Quote, verbatim, all material below, without pictures.

+++

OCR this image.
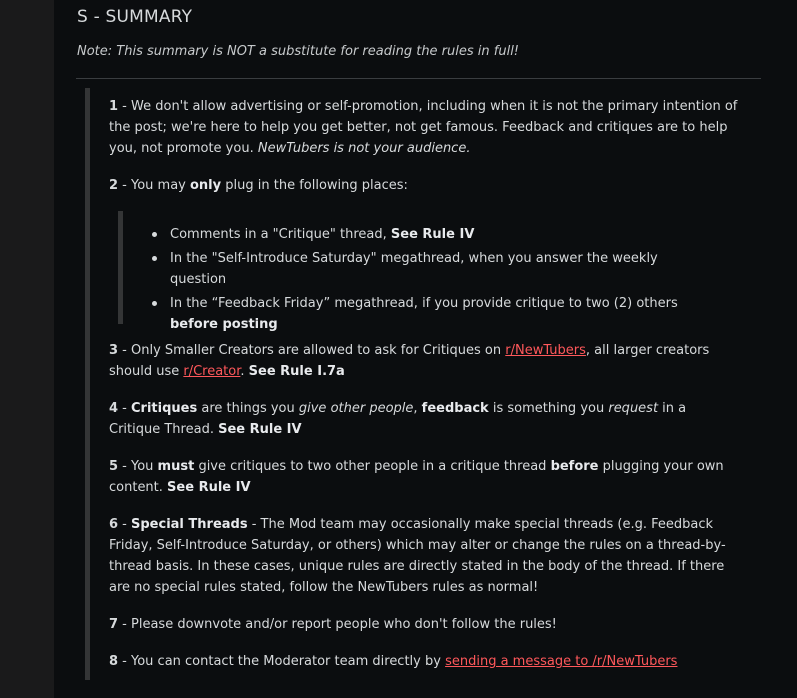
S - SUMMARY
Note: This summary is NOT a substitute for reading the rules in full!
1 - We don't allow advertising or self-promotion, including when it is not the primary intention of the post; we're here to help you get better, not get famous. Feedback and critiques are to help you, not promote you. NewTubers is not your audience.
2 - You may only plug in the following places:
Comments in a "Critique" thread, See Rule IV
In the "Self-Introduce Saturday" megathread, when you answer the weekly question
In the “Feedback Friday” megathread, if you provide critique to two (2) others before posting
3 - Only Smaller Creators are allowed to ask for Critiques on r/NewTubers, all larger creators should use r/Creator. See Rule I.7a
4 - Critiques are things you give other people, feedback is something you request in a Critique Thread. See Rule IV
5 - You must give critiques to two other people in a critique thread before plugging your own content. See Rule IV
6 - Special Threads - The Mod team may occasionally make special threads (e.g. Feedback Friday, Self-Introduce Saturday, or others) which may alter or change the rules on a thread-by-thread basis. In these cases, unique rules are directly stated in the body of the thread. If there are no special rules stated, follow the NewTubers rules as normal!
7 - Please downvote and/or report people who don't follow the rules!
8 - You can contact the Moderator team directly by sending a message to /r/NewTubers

+++

◆ Answer to the problem ◆
OCR this image.
S - SUMMARY
Note: This summary is NOT a substitute for reading the rules in full!
1 - We don't allow advertising or self-promotion, including when it is not the primary intention of the post; we're here to help you get better, not get famous. Feedback and critiques are to help you, not promote you. NewTubers is not your audience.
2 - You may only plug in the following places:
Comments in a "Critique" thread, See Rule IV
In the "Self-Introduce Saturday" megathread, when you answer the weekly question
In the “Feedback Friday” megathread, if you provide critique to two (2) others before posting
3 - Only Smaller Creators are allowed to ask for Critiques on r/NewTubers, all larger creators should use r/Creator. See Rule I.7a
4 - Critiques are things you give other people, feedback is something you request in a Critique Thread. See Rule IV
5 - You must give critiques to two other people in a critique thread before plugging your own content. See Rule IV
6 - Special Threads - The Mod team may occasionally make special threads (e.g. Feedback Friday, Self-Introduce Saturday, or others) which may alter or change the rules on a thread-by-thread basis. In these cases, unique rules are directly stated in the body of the thread. If there are no special rules stated, follow the NewTubers rules as normal!
7 - Please downvote and/or report people who don't follow the rules!
8 - You can contact the Moderator team directly by sending a message to /r/NewTubers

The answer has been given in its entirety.